• _Instructions for the task_
Find each line in the rows below that contains the word "item", and copy those lines.

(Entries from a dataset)

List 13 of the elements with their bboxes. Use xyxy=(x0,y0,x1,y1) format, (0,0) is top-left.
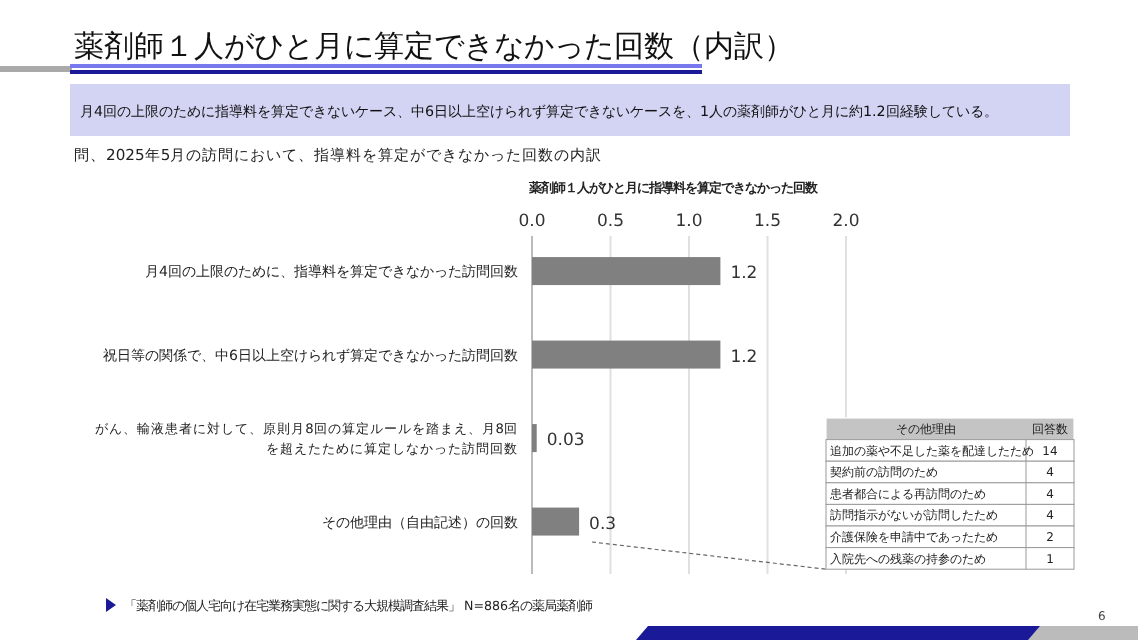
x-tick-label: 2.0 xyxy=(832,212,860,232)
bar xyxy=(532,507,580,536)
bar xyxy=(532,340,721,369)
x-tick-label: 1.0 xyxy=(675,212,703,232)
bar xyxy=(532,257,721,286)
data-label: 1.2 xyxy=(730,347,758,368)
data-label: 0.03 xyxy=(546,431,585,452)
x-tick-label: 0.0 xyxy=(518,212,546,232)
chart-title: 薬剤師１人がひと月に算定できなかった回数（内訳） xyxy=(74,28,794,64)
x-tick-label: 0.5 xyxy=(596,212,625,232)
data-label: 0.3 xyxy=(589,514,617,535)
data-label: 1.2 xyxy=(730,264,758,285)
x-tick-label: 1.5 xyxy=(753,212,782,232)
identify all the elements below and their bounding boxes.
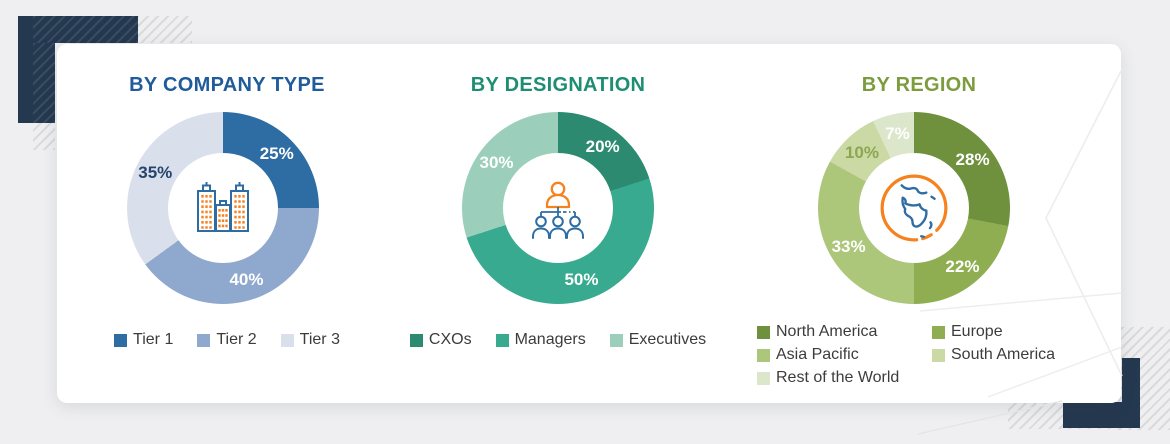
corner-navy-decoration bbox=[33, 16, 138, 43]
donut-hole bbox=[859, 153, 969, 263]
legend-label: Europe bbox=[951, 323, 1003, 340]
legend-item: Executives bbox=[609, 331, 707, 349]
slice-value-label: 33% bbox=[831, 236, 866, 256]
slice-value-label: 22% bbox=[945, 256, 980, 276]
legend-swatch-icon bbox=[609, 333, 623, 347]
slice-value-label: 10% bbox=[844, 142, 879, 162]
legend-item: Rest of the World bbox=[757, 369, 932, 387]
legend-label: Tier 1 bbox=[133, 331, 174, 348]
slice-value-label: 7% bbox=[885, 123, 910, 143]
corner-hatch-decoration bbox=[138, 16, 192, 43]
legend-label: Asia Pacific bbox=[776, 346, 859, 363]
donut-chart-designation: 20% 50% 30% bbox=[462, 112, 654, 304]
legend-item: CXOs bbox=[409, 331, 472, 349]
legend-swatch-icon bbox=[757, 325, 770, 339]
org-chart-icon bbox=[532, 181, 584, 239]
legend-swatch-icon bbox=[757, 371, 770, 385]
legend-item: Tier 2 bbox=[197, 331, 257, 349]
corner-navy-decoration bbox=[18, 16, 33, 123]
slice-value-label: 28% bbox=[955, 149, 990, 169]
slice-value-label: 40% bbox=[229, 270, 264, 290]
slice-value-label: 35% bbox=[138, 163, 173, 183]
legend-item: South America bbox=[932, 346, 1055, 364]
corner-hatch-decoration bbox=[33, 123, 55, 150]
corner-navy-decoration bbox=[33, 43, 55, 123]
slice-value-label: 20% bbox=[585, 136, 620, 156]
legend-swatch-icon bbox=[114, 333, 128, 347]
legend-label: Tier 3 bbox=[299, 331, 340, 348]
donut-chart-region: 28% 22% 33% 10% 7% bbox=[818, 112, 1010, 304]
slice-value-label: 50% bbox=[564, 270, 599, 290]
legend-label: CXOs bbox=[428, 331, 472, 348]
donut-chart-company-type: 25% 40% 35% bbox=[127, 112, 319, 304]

• _Final result_
legend-item: Executives bbox=[609, 331, 707, 349]
legend-item: Rest of the World bbox=[757, 369, 932, 387]
legend-item: CXOs bbox=[409, 331, 472, 349]
legend-item: Tier 2 bbox=[197, 331, 257, 349]
legend-item: South America bbox=[932, 346, 1055, 364]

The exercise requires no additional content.